■ Excerpted records ■

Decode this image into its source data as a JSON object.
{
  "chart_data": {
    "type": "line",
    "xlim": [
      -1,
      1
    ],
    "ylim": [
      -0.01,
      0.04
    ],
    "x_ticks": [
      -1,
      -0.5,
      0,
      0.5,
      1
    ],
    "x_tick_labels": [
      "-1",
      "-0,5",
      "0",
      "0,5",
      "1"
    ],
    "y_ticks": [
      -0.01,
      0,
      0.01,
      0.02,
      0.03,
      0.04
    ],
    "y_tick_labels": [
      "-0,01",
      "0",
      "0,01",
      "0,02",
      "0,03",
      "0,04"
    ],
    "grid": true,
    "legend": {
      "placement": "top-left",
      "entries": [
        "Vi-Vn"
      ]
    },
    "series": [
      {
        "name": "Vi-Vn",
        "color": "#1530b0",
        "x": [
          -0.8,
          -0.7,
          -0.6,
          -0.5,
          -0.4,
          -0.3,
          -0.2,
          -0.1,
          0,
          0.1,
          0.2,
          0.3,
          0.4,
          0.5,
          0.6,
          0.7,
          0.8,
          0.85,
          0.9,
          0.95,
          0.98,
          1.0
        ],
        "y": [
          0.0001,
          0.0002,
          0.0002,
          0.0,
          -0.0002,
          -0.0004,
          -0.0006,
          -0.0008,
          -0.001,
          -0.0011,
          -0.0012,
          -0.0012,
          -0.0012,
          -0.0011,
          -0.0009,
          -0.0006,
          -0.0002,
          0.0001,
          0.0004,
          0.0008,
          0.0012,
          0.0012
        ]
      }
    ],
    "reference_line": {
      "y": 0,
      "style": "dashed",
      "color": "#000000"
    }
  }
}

■ Work instructions ■
Exactly as shown above, return every record.

■ Finished task ■
Decode this image into its source data as a JSON object.
{
  "chart_data": {
    "type": "line",
    "xlim": [
      -1,
      1
    ],
    "ylim": [
      -0.01,
      0.04
    ],
    "x_ticks": [
      -1,
      -0.5,
      0,
      0.5,
      1
    ],
    "x_tick_labels": [
      "-1",
      "-0,5",
      "0",
      "0,5",
      "1"
    ],
    "y_ticks": [
      -0.01,
      0,
      0.01,
      0.02,
      0.03,
      0.04
    ],
    "y_tick_labels": [
      "-0,01",
      "0",
      "0,01",
      "0,02",
      "0,03",
      "0,04"
    ],
    "grid": true,
    "legend": {
      "placement": "top-left",
      "entries": [
        "Vi-Vn"
      ]
    },
    "series": [
      {
        "name": "Vi-Vn",
        "color": "#1530b0",
        "x": [
          -0.8,
          -0.7,
          -0.6,
          -0.5,
          -0.4,
          -0.3,
          -0.2,
          -0.1,
          0,
          0.1,
          0.2,
          0.3,
          0.4,
          0.5,
          0.6,
          0.7,
          0.8,
          0.85,
          0.9,
          0.95,
          0.98,
          1.0
        ],
        "y": [
          0.0001,
          0.0002,
          0.0002,
          0.0,
          -0.0002,
          -0.0004,
          -0.0006,
          -0.0008,
          -0.001,
          -0.0011,
          -0.0012,
          -0.0012,
          -0.0012,
          -0.0011,
          -0.0009,
          -0.0006,
          -0.0002,
          0.0001,
          0.0004,
          0.0008,
          0.0012,
          0.0012
        ]
      }
    ],
    "reference_line": {
      "y": 0,
      "style": "dashed",
      "color": "#000000"
    }
  }
}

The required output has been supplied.